● Written problem
Scan the data beneath this task and copy each line that includes "name".

--- start of Exercise inputs ---

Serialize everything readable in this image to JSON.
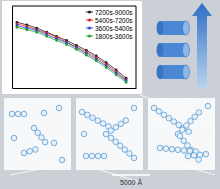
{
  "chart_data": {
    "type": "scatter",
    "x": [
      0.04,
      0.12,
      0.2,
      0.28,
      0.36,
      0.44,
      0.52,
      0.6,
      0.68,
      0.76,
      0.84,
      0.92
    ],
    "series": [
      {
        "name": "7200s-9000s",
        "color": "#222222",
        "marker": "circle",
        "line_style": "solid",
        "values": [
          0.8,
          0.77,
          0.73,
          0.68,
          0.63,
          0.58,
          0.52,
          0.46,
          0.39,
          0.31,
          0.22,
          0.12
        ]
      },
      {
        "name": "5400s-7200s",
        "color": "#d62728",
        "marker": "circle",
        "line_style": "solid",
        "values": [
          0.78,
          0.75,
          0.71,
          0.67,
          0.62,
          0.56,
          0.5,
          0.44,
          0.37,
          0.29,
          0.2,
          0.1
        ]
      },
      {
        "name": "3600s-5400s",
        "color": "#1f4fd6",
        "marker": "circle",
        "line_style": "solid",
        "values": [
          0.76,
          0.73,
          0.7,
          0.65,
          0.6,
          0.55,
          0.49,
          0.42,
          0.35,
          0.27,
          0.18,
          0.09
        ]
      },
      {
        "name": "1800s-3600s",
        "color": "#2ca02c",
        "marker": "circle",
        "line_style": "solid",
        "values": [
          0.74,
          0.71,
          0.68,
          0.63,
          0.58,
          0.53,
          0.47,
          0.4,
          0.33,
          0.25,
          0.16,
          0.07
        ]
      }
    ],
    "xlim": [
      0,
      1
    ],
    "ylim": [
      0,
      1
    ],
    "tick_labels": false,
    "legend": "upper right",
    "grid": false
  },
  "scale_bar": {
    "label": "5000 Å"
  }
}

--- end of Exercise inputs ---

● Task response
        "name": "7200s-9000s",
        "name": "5400s-7200s",
        "name": "3600s-5400s",
        "name": "1800s-3600s",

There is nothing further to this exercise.